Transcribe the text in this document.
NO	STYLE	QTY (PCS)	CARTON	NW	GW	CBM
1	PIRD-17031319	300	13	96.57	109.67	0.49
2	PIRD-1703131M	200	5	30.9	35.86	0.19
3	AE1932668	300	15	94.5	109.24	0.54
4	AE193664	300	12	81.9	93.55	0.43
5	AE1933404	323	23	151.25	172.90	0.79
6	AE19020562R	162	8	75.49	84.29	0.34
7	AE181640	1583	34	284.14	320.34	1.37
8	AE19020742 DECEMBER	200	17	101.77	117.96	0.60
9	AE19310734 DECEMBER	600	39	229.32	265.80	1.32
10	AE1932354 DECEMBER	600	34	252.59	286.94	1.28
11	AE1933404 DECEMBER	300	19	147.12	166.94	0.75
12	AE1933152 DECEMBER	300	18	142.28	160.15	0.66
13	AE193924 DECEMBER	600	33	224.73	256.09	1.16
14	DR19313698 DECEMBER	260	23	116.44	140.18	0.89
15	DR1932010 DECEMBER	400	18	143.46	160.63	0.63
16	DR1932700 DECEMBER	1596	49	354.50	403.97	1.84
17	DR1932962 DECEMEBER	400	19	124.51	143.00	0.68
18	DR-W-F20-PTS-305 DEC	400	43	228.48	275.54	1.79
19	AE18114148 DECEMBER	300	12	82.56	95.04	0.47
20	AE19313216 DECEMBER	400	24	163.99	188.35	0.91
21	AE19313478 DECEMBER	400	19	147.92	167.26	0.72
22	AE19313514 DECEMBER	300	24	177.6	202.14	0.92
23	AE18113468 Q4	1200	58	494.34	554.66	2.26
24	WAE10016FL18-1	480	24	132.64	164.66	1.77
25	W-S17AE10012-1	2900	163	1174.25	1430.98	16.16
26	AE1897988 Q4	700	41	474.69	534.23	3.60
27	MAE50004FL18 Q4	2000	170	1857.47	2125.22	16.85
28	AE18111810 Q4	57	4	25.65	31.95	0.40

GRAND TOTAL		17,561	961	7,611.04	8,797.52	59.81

━━━━

What you have to do: Every entry should be printed again exactly as it stands.

Exercise response:
Transcribe the text in this document.
NO	STYLE	QTY (PCS)	CARTON	NW	GW	CBM
1	PIRD-17031319	300	13	96.57	109.67	0.49
2	PIRD-1703131M	200	5	30.9	35.86	0.19
3	AE1932668	300	15	94.5	109.24	0.54
4	AE193664	300	12	81.9	93.55	0.43
5	AE1933404	323	23	151.25	172.90	0.79
6	AE19020562R	162	8	75.49	84.29	0.34
7	AE181640	1583	34	284.14	320.34	1.37
8	AE19020742 DECEMBER	200	17	101.77	117.96	0.60
9	AE19310734 DECEMBER	600	39	229.32	265.80	1.32
10	AE1932354 DECEMBER	600	34	252.59	286.94	1.28
11	AE1933404 DECEMBER	300	19	147.12	166.94	0.75
12	AE1933152 DECEMBER	300	18	142.28	160.15	0.66
13	AE193924 DECEMBER	600	33	224.73	256.09	1.16
14	DR19313698 DECEMBER	260	23	116.44	140.18	0.89
15	DR1932010 DECEMBER	400	18	143.46	160.63	0.63
16	DR1932700 DECEMBER	1596	49	354.50	403.97	1.84
17	DR1932962 DECEMEBER	400	19	124.51	143.00	0.68
18	DR-W-F20-PTS-305 DEC	400	43	228.48	275.54	1.79
19	AE18114148 DECEMBER	300	12	82.56	95.04	0.47
20	AE19313216 DECEMBER	400	24	163.99	188.35	0.91
21	AE19313478 DECEMBER	400	19	147.92	167.26	0.72
22	AE19313514 DECEMBER	300	24	177.6	202.14	0.92
23	AE18113468 Q4	1200	58	494.34	554.66	2.26
24	WAE10016FL18-1	480	24	132.64	164.66	1.77
25	W-S17AE10012-1	2900	163	1174.25	1430.98	16.16
26	AE1897988 Q4	700	41	474.69	534.23	3.60
27	MAE50004FL18 Q4	2000	170	1857.47	2125.22	16.85
28	AE18111810 Q4	57	4	25.65	31.95	0.40

GRAND TOTAL		17,561	961	7,611.04	8,797.52	59.81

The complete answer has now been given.